■ Your objective:
In the listing below, find every line with the string "rail" and pull it out.

== == ==

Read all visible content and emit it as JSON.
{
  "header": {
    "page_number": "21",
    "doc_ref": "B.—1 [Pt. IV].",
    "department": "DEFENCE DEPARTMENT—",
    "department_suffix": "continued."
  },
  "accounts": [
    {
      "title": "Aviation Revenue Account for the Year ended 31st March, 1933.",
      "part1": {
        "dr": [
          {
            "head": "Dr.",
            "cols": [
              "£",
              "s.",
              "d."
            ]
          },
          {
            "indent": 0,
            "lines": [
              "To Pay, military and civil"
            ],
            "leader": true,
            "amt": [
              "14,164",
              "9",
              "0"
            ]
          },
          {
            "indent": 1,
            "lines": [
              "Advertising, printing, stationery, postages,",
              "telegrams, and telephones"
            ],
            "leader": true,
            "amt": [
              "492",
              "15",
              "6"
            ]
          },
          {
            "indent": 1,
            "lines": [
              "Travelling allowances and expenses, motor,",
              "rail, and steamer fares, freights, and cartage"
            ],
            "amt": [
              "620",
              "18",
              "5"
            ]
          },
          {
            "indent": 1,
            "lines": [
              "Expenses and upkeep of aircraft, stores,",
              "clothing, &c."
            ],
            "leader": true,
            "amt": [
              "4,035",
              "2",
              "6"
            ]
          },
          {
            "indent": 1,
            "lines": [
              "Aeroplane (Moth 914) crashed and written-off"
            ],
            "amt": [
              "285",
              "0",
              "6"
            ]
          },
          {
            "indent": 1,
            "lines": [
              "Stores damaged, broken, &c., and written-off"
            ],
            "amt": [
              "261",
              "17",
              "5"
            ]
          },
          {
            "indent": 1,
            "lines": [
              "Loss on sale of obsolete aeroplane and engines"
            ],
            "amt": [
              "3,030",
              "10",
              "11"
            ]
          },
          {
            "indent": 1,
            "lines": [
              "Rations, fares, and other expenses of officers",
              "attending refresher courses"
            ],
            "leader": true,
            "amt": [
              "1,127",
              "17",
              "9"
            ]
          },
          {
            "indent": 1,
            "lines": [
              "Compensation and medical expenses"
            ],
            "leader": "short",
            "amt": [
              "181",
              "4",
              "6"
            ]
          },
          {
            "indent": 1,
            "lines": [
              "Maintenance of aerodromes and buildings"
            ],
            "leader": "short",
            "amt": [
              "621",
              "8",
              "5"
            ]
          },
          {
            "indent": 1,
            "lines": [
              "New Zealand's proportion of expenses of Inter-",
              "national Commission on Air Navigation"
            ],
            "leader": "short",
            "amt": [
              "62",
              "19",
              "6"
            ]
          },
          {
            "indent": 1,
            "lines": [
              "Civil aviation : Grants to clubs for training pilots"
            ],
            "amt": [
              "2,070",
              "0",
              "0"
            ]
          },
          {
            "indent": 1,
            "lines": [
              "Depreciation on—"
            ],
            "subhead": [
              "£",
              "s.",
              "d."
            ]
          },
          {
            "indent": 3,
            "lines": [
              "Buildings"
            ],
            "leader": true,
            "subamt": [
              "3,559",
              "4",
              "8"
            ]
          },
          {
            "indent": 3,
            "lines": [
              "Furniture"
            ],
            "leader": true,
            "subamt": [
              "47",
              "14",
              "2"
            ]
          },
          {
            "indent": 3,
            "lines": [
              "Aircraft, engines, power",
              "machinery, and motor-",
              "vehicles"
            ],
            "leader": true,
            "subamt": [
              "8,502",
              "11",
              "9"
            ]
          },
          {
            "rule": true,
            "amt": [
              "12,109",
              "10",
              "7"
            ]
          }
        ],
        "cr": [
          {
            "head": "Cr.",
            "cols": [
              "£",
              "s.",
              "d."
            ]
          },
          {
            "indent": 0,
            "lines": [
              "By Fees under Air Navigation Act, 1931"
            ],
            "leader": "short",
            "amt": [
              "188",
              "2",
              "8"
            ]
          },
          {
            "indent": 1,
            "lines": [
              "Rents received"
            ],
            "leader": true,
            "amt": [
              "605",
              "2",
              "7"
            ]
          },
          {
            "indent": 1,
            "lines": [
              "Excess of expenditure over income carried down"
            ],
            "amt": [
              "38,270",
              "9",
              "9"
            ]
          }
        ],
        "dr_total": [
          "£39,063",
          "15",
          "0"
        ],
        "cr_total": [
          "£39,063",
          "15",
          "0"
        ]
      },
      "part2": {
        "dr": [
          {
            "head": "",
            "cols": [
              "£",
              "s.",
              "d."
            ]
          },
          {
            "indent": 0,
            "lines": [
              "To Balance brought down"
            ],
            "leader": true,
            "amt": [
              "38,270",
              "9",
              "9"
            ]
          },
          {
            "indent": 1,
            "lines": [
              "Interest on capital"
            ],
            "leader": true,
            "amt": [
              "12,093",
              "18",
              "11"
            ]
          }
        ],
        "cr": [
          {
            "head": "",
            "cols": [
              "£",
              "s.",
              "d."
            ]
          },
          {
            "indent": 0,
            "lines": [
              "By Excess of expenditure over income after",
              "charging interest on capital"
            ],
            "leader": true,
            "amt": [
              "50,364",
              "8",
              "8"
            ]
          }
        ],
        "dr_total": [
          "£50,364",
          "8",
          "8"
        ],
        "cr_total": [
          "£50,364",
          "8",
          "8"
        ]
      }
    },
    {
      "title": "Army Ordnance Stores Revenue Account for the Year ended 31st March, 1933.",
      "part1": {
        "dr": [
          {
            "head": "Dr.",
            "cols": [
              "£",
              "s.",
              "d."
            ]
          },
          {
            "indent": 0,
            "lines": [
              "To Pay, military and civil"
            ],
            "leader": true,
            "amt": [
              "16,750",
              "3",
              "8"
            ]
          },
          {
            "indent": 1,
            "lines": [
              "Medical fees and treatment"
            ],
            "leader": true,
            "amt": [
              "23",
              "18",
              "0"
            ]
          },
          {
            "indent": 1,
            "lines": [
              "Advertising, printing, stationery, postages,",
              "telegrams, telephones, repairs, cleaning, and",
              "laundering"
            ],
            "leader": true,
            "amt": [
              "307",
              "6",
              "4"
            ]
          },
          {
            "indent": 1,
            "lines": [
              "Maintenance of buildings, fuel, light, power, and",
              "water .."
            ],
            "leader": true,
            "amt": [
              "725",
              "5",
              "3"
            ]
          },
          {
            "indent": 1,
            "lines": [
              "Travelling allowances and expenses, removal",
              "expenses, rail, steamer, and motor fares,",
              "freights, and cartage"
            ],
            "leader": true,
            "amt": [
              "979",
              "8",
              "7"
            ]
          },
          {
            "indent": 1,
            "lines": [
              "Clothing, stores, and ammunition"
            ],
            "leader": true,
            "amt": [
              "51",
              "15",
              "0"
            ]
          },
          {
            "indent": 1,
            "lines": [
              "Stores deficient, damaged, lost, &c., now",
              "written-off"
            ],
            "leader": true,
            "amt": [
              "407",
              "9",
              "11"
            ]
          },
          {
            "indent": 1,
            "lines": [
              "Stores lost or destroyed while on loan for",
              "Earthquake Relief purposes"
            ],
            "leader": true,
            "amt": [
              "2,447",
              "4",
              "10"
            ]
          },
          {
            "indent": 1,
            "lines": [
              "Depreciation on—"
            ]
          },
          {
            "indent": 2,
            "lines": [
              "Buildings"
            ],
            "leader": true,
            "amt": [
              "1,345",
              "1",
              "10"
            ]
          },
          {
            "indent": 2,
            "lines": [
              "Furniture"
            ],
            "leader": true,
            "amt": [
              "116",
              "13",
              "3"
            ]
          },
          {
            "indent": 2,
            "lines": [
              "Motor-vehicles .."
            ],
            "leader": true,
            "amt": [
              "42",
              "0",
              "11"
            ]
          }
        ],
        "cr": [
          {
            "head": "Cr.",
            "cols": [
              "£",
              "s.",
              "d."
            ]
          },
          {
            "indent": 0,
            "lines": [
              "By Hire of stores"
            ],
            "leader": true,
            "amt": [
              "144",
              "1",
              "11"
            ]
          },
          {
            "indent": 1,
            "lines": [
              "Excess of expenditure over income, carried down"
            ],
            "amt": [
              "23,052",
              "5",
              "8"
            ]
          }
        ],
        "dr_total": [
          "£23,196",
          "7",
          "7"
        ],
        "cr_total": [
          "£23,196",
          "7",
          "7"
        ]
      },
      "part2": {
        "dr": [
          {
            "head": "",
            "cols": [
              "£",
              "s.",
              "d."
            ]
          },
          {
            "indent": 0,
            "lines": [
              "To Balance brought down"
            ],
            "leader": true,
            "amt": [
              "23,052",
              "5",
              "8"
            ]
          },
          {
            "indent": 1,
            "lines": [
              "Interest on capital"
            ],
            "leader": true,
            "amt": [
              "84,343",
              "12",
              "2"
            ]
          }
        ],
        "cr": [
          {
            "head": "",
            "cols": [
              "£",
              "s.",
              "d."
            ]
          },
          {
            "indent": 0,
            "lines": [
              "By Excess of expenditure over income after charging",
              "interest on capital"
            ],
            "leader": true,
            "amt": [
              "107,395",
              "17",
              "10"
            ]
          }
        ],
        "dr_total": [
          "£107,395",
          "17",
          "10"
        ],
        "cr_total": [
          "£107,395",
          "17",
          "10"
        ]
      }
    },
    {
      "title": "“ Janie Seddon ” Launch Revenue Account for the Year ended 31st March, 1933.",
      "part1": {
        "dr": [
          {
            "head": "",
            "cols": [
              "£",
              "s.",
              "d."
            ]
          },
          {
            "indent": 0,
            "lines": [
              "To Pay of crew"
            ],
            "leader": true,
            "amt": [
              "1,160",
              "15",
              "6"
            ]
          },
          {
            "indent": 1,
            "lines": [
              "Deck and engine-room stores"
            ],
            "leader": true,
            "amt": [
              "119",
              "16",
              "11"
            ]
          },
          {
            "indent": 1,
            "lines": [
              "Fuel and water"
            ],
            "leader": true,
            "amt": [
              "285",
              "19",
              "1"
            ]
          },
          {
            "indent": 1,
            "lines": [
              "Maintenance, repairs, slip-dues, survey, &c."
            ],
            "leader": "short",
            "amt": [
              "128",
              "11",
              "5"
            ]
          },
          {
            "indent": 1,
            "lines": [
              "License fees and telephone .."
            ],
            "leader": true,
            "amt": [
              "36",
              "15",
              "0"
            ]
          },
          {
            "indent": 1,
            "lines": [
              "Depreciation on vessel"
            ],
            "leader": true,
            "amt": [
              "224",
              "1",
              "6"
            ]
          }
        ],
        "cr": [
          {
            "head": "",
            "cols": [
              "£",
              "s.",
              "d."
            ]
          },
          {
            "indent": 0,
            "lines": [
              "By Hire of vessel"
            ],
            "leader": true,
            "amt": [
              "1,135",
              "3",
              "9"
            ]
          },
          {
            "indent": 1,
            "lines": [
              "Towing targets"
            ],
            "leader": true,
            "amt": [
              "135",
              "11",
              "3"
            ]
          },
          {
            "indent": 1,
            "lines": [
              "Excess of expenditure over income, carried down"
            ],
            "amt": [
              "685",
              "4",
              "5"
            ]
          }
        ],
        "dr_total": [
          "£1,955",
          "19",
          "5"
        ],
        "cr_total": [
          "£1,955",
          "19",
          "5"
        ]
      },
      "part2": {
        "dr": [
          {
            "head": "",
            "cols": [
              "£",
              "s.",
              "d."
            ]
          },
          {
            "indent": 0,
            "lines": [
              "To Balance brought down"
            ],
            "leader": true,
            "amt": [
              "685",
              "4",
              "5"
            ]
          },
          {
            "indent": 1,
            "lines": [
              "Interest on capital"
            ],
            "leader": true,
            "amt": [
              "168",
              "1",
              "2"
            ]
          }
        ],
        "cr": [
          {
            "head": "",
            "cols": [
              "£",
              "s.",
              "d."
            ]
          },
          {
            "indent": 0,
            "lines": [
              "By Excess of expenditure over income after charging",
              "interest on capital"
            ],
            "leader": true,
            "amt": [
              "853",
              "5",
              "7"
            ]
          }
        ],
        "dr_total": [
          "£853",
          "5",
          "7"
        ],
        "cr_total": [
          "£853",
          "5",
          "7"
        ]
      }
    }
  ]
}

== == ==

■ Complete response:
              "rail, and steamer fares, freights, and cartage"
              "expenses, rail, steamer, and motor fares,",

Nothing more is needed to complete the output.